Set exercise
Copy every record word for word.
╭─ Data provided
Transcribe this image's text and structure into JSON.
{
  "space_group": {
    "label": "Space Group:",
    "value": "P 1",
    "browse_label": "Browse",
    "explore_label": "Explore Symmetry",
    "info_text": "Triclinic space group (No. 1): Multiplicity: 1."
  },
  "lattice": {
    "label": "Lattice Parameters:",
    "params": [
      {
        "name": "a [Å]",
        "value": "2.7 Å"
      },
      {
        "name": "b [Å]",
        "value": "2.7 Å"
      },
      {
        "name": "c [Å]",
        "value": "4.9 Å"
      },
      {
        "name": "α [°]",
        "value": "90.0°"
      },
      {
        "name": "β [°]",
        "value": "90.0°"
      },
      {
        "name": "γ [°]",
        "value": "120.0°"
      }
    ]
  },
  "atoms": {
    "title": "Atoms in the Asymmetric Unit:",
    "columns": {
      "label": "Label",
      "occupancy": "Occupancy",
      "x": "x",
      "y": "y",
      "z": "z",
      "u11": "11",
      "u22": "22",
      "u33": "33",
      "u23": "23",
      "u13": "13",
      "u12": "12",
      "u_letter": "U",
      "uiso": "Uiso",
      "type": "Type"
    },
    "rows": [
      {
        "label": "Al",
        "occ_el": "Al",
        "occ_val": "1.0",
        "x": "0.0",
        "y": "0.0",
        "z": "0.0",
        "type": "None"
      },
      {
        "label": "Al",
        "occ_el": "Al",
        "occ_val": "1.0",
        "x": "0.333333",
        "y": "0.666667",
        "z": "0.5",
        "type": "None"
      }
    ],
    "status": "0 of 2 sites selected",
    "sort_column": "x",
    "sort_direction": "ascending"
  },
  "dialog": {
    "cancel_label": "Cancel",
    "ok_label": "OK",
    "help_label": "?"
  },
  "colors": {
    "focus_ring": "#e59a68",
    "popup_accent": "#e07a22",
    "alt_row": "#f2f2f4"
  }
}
╰─
Exercise answer
Transcribe this image's text and structure into JSON.
{
  "space_group": {
    "label": "Space Group:",
    "value": "P 1",
    "browse_label": "Browse",
    "explore_label": "Explore Symmetry",
    "info_text": "Triclinic space group (No. 1): Multiplicity: 1."
  },
  "lattice": {
    "label": "Lattice Parameters:",
    "params": [
      {
        "name": "a [Å]",
        "value": "2.7 Å"
      },
      {
        "name": "b [Å]",
        "value": "2.7 Å"
      },
      {
        "name": "c [Å]",
        "value": "4.9 Å"
      },
      {
        "name": "α [°]",
        "value": "90.0°"
      },
      {
        "name": "β [°]",
        "value": "90.0°"
      },
      {
        "name": "γ [°]",
        "value": "120.0°"
      }
    ]
  },
  "atoms": {
    "title": "Atoms in the Asymmetric Unit:",
    "columns": {
      "label": "Label",
      "occupancy": "Occupancy",
      "x": "x",
      "y": "y",
      "z": "z",
      "u11": "11",
      "u22": "22",
      "u33": "33",
      "u23": "23",
      "u13": "13",
      "u12": "12",
      "u_letter": "U",
      "uiso": "Uiso",
      "type": "Type"
    },
    "rows": [
      {
        "label": "Al",
        "occ_el": "Al",
        "occ_val": "1.0",
        "x": "0.0",
        "y": "0.0",
        "z": "0.0",
        "type": "None"
      },
      {
        "label": "Al",
        "occ_el": "Al",
        "occ_val": "1.0",
        "x": "0.333333",
        "y": "0.666667",
        "z": "0.5",
        "type": "None"
      }
    ],
    "status": "0 of 2 sites selected",
    "sort_column": "x",
    "sort_direction": "ascending"
  },
  "dialog": {
    "cancel_label": "Cancel",
    "ok_label": "OK",
    "help_label": "?"
  },
  "colors": {
    "focus_ring": "#e59a68",
    "popup_accent": "#e07a22",
    "alt_row": "#f2f2f4"
  }
}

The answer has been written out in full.